(Records from a data source)
>>
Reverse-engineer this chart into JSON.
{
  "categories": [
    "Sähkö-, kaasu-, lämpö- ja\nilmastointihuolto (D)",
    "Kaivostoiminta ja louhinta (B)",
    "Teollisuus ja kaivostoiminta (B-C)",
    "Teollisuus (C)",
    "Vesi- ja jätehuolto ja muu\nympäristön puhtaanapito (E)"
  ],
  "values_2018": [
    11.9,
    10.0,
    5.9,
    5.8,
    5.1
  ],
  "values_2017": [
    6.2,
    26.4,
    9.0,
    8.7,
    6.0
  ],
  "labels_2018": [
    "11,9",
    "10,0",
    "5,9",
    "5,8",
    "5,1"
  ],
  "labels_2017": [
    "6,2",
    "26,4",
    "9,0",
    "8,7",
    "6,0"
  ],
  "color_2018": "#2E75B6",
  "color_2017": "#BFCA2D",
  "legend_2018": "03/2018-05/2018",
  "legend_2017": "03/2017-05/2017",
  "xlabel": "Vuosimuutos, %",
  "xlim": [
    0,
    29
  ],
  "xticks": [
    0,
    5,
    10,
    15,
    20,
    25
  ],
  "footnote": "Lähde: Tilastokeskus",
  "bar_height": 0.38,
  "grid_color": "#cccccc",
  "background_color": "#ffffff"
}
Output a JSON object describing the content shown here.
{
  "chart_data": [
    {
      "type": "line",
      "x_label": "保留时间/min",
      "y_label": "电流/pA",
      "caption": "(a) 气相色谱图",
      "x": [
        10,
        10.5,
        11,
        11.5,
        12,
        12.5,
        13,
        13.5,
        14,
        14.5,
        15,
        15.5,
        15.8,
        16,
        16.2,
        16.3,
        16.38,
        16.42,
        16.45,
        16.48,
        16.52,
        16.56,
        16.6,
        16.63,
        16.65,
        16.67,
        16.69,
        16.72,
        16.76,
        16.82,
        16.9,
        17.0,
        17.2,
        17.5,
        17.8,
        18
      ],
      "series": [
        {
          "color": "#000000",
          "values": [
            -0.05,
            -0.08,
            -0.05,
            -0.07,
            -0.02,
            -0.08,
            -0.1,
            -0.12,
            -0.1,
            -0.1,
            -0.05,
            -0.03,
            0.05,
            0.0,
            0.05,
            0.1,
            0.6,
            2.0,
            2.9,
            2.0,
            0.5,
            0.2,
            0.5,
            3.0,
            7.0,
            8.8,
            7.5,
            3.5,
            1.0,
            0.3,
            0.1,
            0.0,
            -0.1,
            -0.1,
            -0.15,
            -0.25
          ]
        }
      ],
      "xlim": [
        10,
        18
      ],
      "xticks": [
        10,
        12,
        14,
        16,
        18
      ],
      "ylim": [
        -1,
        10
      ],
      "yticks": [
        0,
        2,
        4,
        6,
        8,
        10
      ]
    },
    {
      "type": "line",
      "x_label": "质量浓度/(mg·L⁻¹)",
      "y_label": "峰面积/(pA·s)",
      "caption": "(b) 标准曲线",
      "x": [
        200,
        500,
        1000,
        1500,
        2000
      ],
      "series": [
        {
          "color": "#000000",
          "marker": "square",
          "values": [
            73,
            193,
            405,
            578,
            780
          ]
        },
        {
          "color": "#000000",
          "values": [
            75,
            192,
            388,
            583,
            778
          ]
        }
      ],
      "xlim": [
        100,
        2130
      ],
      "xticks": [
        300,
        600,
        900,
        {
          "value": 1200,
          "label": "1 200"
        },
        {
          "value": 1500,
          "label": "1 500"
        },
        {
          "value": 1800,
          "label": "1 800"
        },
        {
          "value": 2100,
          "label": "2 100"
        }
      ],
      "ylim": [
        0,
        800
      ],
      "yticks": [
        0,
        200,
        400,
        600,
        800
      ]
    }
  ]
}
<<
> _Instruction_
Return every line exactly.

> _The reply_
Reverse-engineer this chart into JSON.
{
  "categories": [
    "Sähkö-, kaasu-, lämpö- ja\nilmastointihuolto (D)",
    "Kaivostoiminta ja louhinta (B)",
    "Teollisuus ja kaivostoiminta (B-C)",
    "Teollisuus (C)",
    "Vesi- ja jätehuolto ja muu\nympäristön puhtaanapito (E)"
  ],
  "values_2018": [
    11.9,
    10.0,
    5.9,
    5.8,
    5.1
  ],
  "values_2017": [
    6.2,
    26.4,
    9.0,
    8.7,
    6.0
  ],
  "labels_2018": [
    "11,9",
    "10,0",
    "5,9",
    "5,8",
    "5,1"
  ],
  "labels_2017": [
    "6,2",
    "26,4",
    "9,0",
    "8,7",
    "6,0"
  ],
  "color_2018": "#2E75B6",
  "color_2017": "#BFCA2D",
  "legend_2018": "03/2018-05/2018",
  "legend_2017": "03/2017-05/2017",
  "xlabel": "Vuosimuutos, %",
  "xlim": [
    0,
    29
  ],
  "xticks": [
    0,
    5,
    10,
    15,
    20,
    25
  ],
  "footnote": "Lähde: Tilastokeskus",
  "bar_height": 0.38,
  "grid_color": "#cccccc",
  "background_color": "#ffffff"
}
Output a JSON object describing the content shown here.
{
  "chart_data": [
    {
      "type": "line",
      "x_label": "保留时间/min",
      "y_label": "电流/pA",
      "caption": "(a) 气相色谱图",
      "x": [
        10,
        10.5,
        11,
        11.5,
        12,
        12.5,
        13,
        13.5,
        14,
        14.5,
        15,
        15.5,
        15.8,
        16,
        16.2,
        16.3,
        16.38,
        16.42,
        16.45,
        16.48,
        16.52,
        16.56,
        16.6,
        16.63,
        16.65,
        16.67,
        16.69,
        16.72,
        16.76,
        16.82,
        16.9,
        17.0,
        17.2,
        17.5,
        17.8,
        18
      ],
      "series": [
        {
          "color": "#000000",
          "values": [
            -0.05,
            -0.08,
            -0.05,
            -0.07,
            -0.02,
            -0.08,
            -0.1,
            -0.12,
            -0.1,
            -0.1,
            -0.05,
            -0.03,
            0.05,
            0.0,
            0.05,
            0.1,
            0.6,
            2.0,
            2.9,
            2.0,
            0.5,
            0.2,
            0.5,
            3.0,
            7.0,
            8.8,
            7.5,
            3.5,
            1.0,
            0.3,
            0.1,
            0.0,
            -0.1,
            -0.1,
            -0.15,
            -0.25
          ]
        }
      ],
      "xlim": [
        10,
        18
      ],
      "xticks": [
        10,
        12,
        14,
        16,
        18
      ],
      "ylim": [
        -1,
        10
      ],
      "yticks": [
        0,
        2,
        4,
        6,
        8,
        10
      ]
    },
    {
      "type": "line",
      "x_label": "质量浓度/(mg·L⁻¹)",
      "y_label": "峰面积/(pA·s)",
      "caption": "(b) 标准曲线",
      "x": [
        200,
        500,
        1000,
        1500,
        2000
      ],
      "series": [
        {
          "color": "#000000",
          "marker": "square",
          "values": [
            73,
            193,
            405,
            578,
            780
          ]
        },
        {
          "color": "#000000",
          "values": [
            75,
            192,
            388,
            583,
            778
          ]
        }
      ],
      "xlim": [
        100,
        2130
      ],
      "xticks": [
        300,
        600,
        900,
        {
          "value": 1200,
          "label": "1 200"
        },
        {
          "value": 1500,
          "label": "1 500"
        },
        {
          "value": 1800,
          "label": "1 800"
        },
        {
          "value": 2100,
          "label": "2 100"
        }
      ],
      "ylim": [
        0,
        800
      ],
      "yticks": [
        0,
        200,
        400,
        600,
        800
      ]
    }
  ]
}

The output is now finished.